- [Fuente]:
──────────
Paloma Uría

Ángel González.

Nada grave

(Página Abierta, 195, septiembre de 2008)

            La editorial Visor ha puesto en marcha, en enero de este año, una nueva colección de poesía con el título “Palabra de Honor”. Los tres primeros libros editados han sido, por este orden, Mundar, de Juan Gelman; Vista cansada,de Luis García Montero, y el que aquí comenta Paloma Uría: Nada grave, de Ángel González. Así ha celebrado Visor sus cuarenta años de edición de poesía, ensayos literarios, filología... 
            La publicación de Nada grave, una cuidada edición de Visor, ha venido a paliar el sentimiento de pérdida por el  silencio que creíamos definitivo de Ángel González (1).
Se trata de una colección de veintisiete poemas breves, algunos de intenso lirismo, y de un pesimismo demoledor, atenuado por rasgos de ironía que recuerdan al mejor Ángel González, ironía que queda ya patente en el mismo título: Nada grave, con el que el poeta parece querer quitarle hierro a su profunda desolación. El paso del tiempo, la conciencia de la muerte, la futilidad de la vida y, a pesar de todo, el amor y la belleza de la palabra enlazan con Áspero mundo (1956) y cierran un ciclo poético y, al mismo tiempo, su ciclo vital.
            Hay mucho de Áspero mundo en Nada grave; hay algo de permanencia en la poesía de Ángel González: la reflexión sobre el tiempo, que es uno de los temas presentes en la literatura de la modernidad, y que el poeta bebe, cuando menos, en sus lecturas juveniles de Antonio Machado o Juan Ramón Jiménez.
            Áspero mundo expresa ya ese pesimismo teñido de desesperanza y decepción ante un mundo hostil, una decepción primero íntima y personal, próxima al existencialismo, pero que pronto se tiñe de historia para convertirse en pesimismo generacional, en un paso obligado del Yo al Nosotros que enlaza con la poesía social: el yo poético se relaciona y se funde solidariamente con los otros. Este tránsito será patente en sus siguientes libros: Sin esperanza y con convencimiento (1961), Grado elemental (1962) y Tratado de urbanismo (1967).
──────────
- [Material proporcionado]:
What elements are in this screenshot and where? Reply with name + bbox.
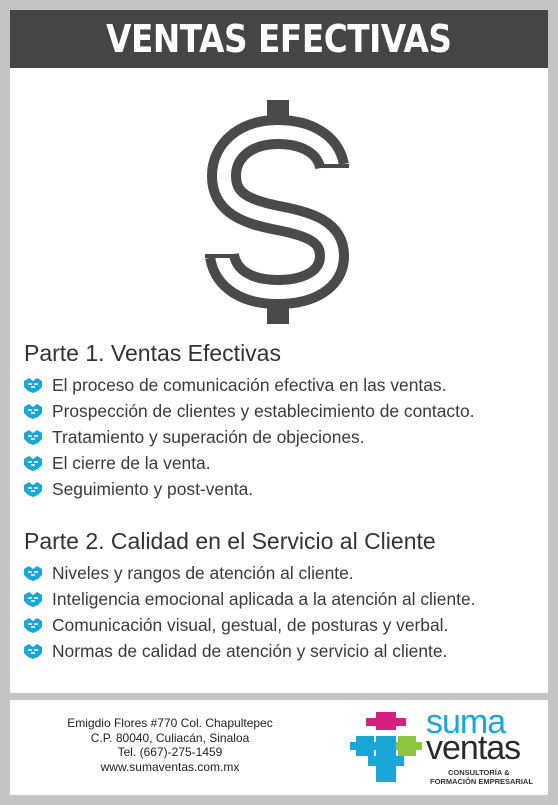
──────────
- [Trabajo por hacer]:
a. Según la reseña sobre Nada grave, ¿cuántos poemas componen ese libro de Ángel González?
b. Reproduce el fragmento de la reseña sobre Nada grave que va entre "Hay mucho de" y "Juan Ramón Jiménez.", ambos incluidos.

- [Resultados por tarea]:
a. Veintisiete poemas breves.

b.
Hay mucho de Áspero mundo en Nada grave; hay algo de permanencia en la poesía de Ángel González: la reflexión sobre el tiempo, que es uno de los temas presentes en la literatura de la modernidad, y que el poeta bebe, cuando menos, en sus lecturas juveniles de Antonio Machado o Juan Ramón Jiménez.